[START]

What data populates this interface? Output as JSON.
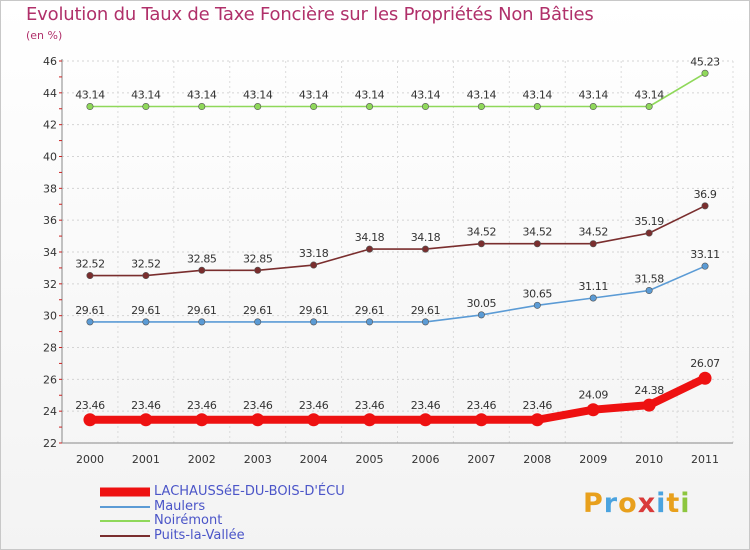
{
  "header": {
    "title": "Evolution du Taux de Taxe Foncière sur les Propriétés Non Bâties",
    "unit": "(en %)"
  },
  "logo": {
    "text": "Proxiti",
    "letters": [
      {
        "ch": "P",
        "color": "#e8a01c"
      },
      {
        "ch": "r",
        "color": "#4aa3df"
      },
      {
        "ch": "o",
        "color": "#e8a01c"
      },
      {
        "ch": "x",
        "color": "#d93a3a"
      },
      {
        "ch": "i",
        "color": "#4aa3df"
      },
      {
        "ch": "t",
        "color": "#e8a01c"
      },
      {
        "ch": "i",
        "color": "#8dc63f"
      }
    ]
  },
  "chart_data": {
    "type": "line",
    "title": "Evolution du Taux de Taxe Foncière sur les Propriétés Non Bâties",
    "ylabel": "(en %)",
    "xlabel": "",
    "ylim": [
      22,
      46
    ],
    "yticks": [
      22,
      24,
      26,
      28,
      30,
      32,
      34,
      36,
      38,
      40,
      42,
      44,
      46
    ],
    "grid": true,
    "legend_position": "bottom-left",
    "x": [
      "2000",
      "2001",
      "2002",
      "2003",
      "2004",
      "2005",
      "2006",
      "2007",
      "2008",
      "2009",
      "2010",
      "2011"
    ],
    "series": [
      {
        "name": "LACHAUSSéE-DU-BOIS-D'ÉCU",
        "color": "#ee1111",
        "thick": true,
        "values": [
          23.46,
          23.46,
          23.46,
          23.46,
          23.46,
          23.46,
          23.46,
          23.46,
          23.46,
          24.09,
          24.38,
          26.07
        ],
        "labels": [
          "23.46",
          "23.46",
          "23.46",
          "23.46",
          "23.46",
          "23.46",
          "23.46",
          "23.46",
          "23.46",
          "24.09",
          "24.38",
          "26.07"
        ]
      },
      {
        "name": "Maulers",
        "color": "#5b9bd5",
        "thick": false,
        "values": [
          29.61,
          29.61,
          29.61,
          29.61,
          29.61,
          29.61,
          29.61,
          30.05,
          30.65,
          31.11,
          31.58,
          33.11
        ],
        "labels": [
          "29.61",
          "29.61",
          "29.61",
          "29.61",
          "29.61",
          "29.61",
          "29.61",
          "30.05",
          "30.65",
          "31.11",
          "31.58",
          "33.11"
        ]
      },
      {
        "name": "Noirémont",
        "color": "#8fd85a",
        "thick": false,
        "values": [
          43.14,
          43.14,
          43.14,
          43.14,
          43.14,
          43.14,
          43.14,
          43.14,
          43.14,
          43.14,
          43.14,
          45.23
        ],
        "labels": [
          "43.14",
          "43.14",
          "43.14",
          "43.14",
          "43.14",
          "43.14",
          "43.14",
          "43.14",
          "43.14",
          "43.14",
          "43.14",
          "45.23"
        ]
      },
      {
        "name": "Puits-la-Vallée",
        "color": "#7a2e2e",
        "thick": false,
        "values": [
          32.52,
          32.52,
          32.85,
          32.85,
          33.18,
          34.18,
          34.18,
          34.52,
          34.52,
          34.52,
          35.19,
          36.9
        ],
        "labels": [
          "32.52",
          "32.52",
          "32.85",
          "32.85",
          "33.18",
          "34.18",
          "34.18",
          "34.52",
          "34.52",
          "34.52",
          "35.19",
          "36.9"
        ]
      }
    ]
  }
}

[END]

### Exercise task
Return a copy of every line that includes the word "name".

### Exercise solution
        "name": "LACHAUSSéE-DU-BOIS-D'ÉCU",
        "name": "Maulers",
        "name": "Noirémont",
        "name": "Puits-la-Vallée",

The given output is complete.